Locate each line with the string "Ctrl" in the listing below and copy it.
=== Information shown ===
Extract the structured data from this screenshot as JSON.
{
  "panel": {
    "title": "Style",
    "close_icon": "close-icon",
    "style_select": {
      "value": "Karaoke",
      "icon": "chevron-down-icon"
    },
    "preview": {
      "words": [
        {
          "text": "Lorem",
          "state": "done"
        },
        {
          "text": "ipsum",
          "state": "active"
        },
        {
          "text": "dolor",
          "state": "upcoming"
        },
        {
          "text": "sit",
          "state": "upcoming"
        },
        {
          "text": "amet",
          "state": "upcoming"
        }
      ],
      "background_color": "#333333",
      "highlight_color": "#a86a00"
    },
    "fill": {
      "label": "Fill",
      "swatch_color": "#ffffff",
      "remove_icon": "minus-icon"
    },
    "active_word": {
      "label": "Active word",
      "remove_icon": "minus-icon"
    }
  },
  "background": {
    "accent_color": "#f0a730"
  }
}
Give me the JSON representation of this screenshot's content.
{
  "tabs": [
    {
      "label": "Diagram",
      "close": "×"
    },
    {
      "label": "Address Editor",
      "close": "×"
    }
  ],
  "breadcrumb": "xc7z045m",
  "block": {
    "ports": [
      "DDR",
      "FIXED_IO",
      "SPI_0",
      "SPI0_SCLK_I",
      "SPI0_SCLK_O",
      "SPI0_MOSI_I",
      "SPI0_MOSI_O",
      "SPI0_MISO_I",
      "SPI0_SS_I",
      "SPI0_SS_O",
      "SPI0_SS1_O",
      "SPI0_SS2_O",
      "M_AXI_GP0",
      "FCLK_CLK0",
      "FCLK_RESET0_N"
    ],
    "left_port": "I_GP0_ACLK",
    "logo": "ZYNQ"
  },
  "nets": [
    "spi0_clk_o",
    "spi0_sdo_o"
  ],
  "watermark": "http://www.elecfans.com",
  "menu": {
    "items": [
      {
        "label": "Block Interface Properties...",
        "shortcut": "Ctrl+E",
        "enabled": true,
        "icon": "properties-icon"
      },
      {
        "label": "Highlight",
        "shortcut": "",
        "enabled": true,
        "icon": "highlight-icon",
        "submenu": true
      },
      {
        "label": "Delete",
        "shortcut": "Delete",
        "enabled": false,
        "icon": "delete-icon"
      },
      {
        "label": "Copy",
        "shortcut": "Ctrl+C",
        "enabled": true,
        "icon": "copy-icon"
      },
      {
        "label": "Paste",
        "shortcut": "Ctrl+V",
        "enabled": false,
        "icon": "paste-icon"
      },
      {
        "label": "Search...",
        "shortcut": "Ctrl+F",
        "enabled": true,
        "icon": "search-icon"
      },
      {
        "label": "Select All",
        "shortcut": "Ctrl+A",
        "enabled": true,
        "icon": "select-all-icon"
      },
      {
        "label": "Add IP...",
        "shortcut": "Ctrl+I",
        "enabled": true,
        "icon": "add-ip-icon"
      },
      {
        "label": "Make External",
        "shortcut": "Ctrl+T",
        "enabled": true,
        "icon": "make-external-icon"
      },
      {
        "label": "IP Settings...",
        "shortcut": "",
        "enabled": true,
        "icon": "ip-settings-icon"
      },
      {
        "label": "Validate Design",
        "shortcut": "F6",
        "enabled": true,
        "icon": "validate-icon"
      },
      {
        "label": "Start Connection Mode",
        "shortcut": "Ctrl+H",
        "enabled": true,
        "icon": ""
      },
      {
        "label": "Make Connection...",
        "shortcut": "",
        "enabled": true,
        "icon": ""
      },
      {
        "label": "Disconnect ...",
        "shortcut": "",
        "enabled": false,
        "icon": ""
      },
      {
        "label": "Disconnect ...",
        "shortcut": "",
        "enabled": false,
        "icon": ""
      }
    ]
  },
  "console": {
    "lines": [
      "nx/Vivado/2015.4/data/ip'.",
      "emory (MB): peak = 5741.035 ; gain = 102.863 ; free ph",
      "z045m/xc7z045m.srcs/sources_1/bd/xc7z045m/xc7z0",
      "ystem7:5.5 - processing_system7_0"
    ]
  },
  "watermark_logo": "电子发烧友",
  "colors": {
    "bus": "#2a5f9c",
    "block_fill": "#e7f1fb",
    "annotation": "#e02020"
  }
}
===
=== Information shown ===
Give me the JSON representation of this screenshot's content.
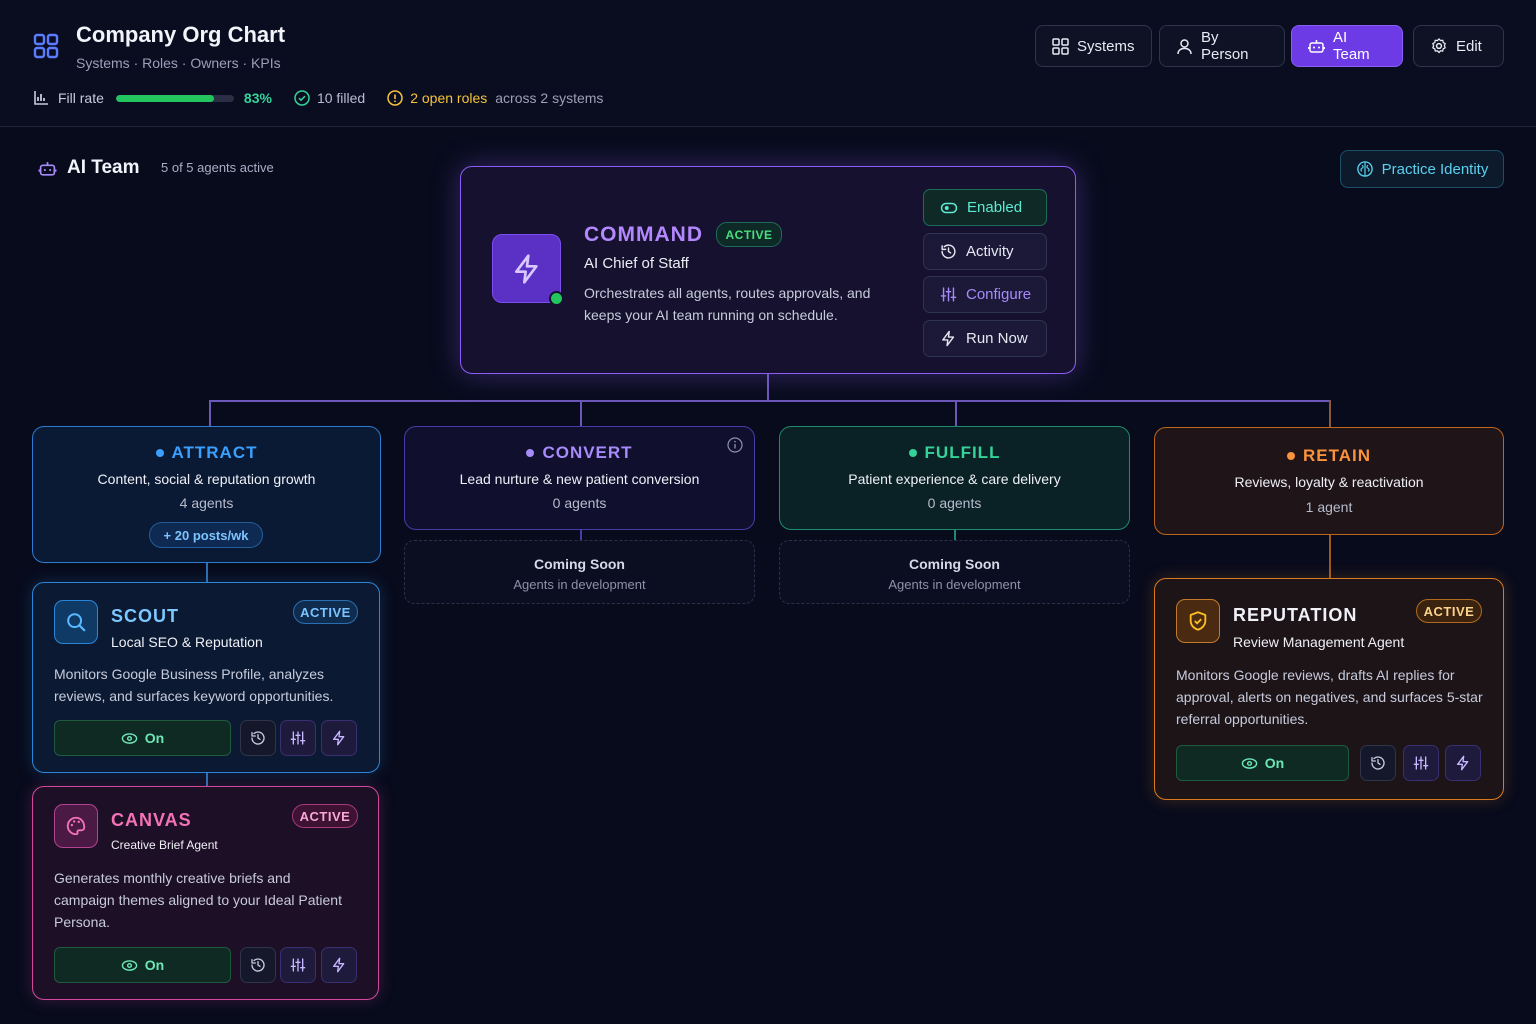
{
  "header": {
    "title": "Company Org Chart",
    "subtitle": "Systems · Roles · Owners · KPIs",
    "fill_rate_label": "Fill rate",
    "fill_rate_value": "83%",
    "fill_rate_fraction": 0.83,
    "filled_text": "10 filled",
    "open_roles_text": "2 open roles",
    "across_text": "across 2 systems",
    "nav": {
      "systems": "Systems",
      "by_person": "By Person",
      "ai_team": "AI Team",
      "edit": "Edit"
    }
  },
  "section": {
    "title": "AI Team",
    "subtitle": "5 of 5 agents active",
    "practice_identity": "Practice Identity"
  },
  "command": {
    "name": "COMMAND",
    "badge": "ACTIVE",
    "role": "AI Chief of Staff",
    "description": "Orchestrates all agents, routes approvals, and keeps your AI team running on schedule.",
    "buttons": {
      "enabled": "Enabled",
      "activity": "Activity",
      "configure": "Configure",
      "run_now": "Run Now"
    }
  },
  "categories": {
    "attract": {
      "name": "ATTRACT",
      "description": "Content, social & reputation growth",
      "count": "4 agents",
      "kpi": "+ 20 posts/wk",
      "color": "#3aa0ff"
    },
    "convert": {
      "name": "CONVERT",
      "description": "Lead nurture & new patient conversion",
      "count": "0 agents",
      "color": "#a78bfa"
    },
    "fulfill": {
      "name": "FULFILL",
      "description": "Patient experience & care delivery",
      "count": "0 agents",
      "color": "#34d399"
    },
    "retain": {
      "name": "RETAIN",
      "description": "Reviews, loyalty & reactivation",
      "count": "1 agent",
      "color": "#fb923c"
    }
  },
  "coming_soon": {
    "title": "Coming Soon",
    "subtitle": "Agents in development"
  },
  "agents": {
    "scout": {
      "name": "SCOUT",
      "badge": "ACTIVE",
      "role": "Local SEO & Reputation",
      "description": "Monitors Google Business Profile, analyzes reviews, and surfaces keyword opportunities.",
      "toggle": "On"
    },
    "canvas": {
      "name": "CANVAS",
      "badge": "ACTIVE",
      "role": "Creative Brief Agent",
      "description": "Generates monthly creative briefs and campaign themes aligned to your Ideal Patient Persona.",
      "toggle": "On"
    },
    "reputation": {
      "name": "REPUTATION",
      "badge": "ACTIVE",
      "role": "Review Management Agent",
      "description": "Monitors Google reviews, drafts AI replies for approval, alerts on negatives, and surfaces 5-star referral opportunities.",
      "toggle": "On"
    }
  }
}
===
| Exercise output |
        "shortcut": "Ctrl+E",
        "shortcut": "Ctrl+C",
        "shortcut": "Ctrl+V",
        "shortcut": "Ctrl+F",
        "shortcut": "Ctrl+A",
        "shortcut": "Ctrl+I",
        "shortcut": "Ctrl+T",
        "shortcut": "Ctrl+H",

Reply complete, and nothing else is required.